▶ **Task instructions**
All the records that follow need to be reproduced exactly. Omit the images.

________________

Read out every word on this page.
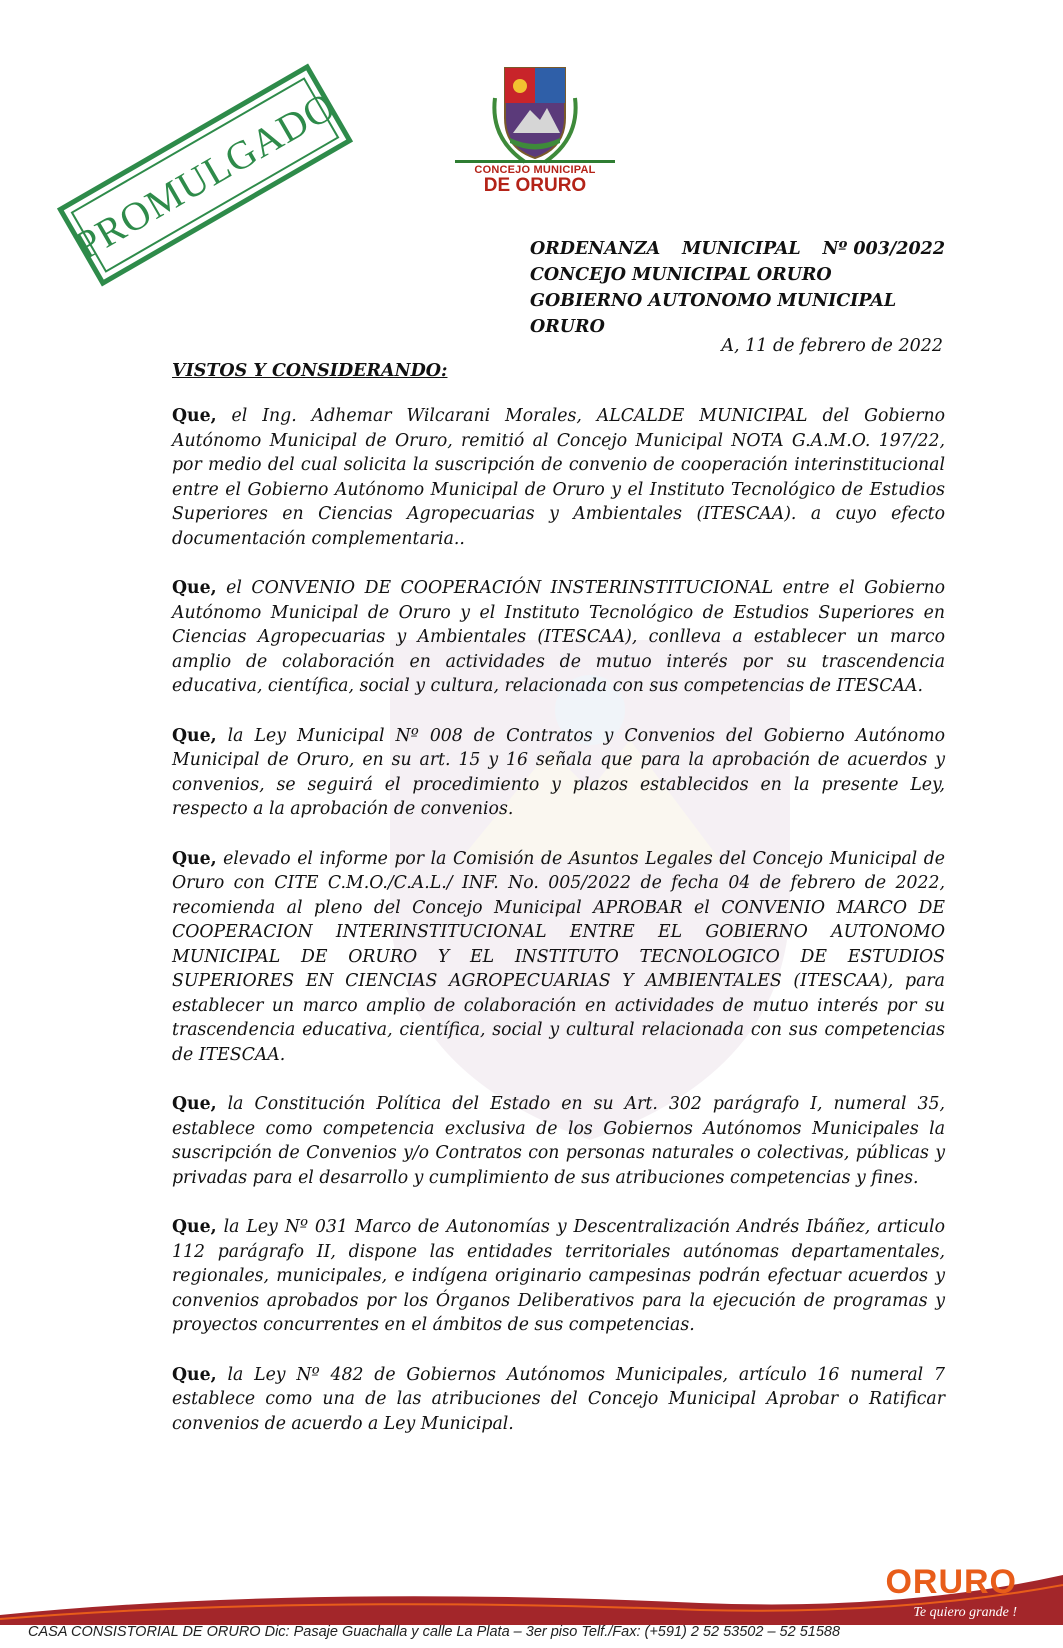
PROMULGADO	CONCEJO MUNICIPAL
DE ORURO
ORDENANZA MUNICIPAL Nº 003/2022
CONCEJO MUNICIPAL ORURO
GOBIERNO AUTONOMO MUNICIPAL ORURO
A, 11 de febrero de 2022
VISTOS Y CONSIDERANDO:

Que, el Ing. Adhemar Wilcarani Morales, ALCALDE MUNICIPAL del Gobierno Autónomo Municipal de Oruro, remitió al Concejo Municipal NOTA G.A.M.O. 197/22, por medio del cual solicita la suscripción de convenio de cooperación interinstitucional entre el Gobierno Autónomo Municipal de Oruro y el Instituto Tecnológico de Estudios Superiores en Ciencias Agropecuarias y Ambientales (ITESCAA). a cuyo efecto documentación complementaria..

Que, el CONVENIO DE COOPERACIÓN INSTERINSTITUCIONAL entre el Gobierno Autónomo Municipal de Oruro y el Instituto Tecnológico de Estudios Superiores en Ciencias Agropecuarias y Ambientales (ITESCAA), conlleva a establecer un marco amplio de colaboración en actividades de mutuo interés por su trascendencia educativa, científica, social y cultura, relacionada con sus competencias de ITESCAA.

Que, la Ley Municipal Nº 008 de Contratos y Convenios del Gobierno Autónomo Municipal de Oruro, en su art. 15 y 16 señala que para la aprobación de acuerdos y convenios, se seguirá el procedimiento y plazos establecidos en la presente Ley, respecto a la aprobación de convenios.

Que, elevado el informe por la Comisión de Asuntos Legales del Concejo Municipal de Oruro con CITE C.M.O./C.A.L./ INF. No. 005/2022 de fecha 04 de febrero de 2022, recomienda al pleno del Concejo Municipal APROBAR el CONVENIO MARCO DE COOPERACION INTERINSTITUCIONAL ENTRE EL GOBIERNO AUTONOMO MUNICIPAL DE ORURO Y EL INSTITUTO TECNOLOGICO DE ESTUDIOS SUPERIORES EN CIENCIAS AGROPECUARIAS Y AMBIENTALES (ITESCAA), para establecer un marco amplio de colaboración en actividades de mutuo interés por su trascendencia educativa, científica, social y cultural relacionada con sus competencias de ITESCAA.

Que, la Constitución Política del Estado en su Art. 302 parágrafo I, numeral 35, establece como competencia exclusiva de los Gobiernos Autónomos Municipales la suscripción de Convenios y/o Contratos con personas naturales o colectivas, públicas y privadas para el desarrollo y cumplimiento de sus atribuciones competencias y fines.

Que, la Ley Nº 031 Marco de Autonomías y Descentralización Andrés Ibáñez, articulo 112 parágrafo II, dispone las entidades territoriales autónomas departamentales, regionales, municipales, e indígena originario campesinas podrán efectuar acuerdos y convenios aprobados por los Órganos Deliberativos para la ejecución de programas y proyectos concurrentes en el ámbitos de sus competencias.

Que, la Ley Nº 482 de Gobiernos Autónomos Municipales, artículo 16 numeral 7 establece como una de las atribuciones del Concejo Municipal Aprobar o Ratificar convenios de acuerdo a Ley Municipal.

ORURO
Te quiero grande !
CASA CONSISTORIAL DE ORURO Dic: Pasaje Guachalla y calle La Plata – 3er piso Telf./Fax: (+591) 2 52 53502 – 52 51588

________________

▶ **Correct answer**
Read out every word on this page.
PROMULGADO	CONCEJO MUNICIPAL
DE ORURO
ORDENANZA MUNICIPAL Nº 003/2022
CONCEJO MUNICIPAL ORURO
GOBIERNO AUTONOMO MUNICIPAL ORURO
A, 11 de febrero de 2022
VISTOS Y CONSIDERANDO:

Que, el Ing. Adhemar Wilcarani Morales, ALCALDE MUNICIPAL del Gobierno Autónomo Municipal de Oruro, remitió al Concejo Municipal NOTA G.A.M.O. 197/22, por medio del cual solicita la suscripción de convenio de cooperación interinstitucional entre el Gobierno Autónomo Municipal de Oruro y el Instituto Tecnológico de Estudios Superiores en Ciencias Agropecuarias y Ambientales (ITESCAA). a cuyo efecto documentación complementaria..

Que, el CONVENIO DE COOPERACIÓN INSTERINSTITUCIONAL entre el Gobierno Autónomo Municipal de Oruro y el Instituto Tecnológico de Estudios Superiores en Ciencias Agropecuarias y Ambientales (ITESCAA), conlleva a establecer un marco amplio de colaboración en actividades de mutuo interés por su trascendencia educativa, científica, social y cultura, relacionada con sus competencias de ITESCAA.

Que, la Ley Municipal Nº 008 de Contratos y Convenios del Gobierno Autónomo Municipal de Oruro, en su art. 15 y 16 señala que para la aprobación de acuerdos y convenios, se seguirá el procedimiento y plazos establecidos en la presente Ley, respecto a la aprobación de convenios.

Que, elevado el informe por la Comisión de Asuntos Legales del Concejo Municipal de Oruro con CITE C.M.O./C.A.L./ INF. No. 005/2022 de fecha 04 de febrero de 2022, recomienda al pleno del Concejo Municipal APROBAR el CONVENIO MARCO DE COOPERACION INTERINSTITUCIONAL ENTRE EL GOBIERNO AUTONOMO MUNICIPAL DE ORURO Y EL INSTITUTO TECNOLOGICO DE ESTUDIOS SUPERIORES EN CIENCIAS AGROPECUARIAS Y AMBIENTALES (ITESCAA), para establecer un marco amplio de colaboración en actividades de mutuo interés por su trascendencia educativa, científica, social y cultural relacionada con sus competencias de ITESCAA.

Que, la Constitución Política del Estado en su Art. 302 parágrafo I, numeral 35, establece como competencia exclusiva de los Gobiernos Autónomos Municipales la suscripción de Convenios y/o Contratos con personas naturales o colectivas, públicas y privadas para el desarrollo y cumplimiento de sus atribuciones competencias y fines.

Que, la Ley Nº 031 Marco de Autonomías y Descentralización Andrés Ibáñez, articulo 112 parágrafo II, dispone las entidades territoriales autónomas departamentales, regionales, municipales, e indígena originario campesinas podrán efectuar acuerdos y convenios aprobados por los Órganos Deliberativos para la ejecución de programas y proyectos concurrentes en el ámbitos de sus competencias.

Que, la Ley Nº 482 de Gobiernos Autónomos Municipales, artículo 16 numeral 7 establece como una de las atribuciones del Concejo Municipal Aprobar o Ratificar convenios de acuerdo a Ley Municipal.

ORURO
Te quiero grande !
CASA CONSISTORIAL DE ORURO Dic: Pasaje Guachalla y calle La Plata – 3er piso Telf./Fax: (+591) 2 52 53502 – 52 51588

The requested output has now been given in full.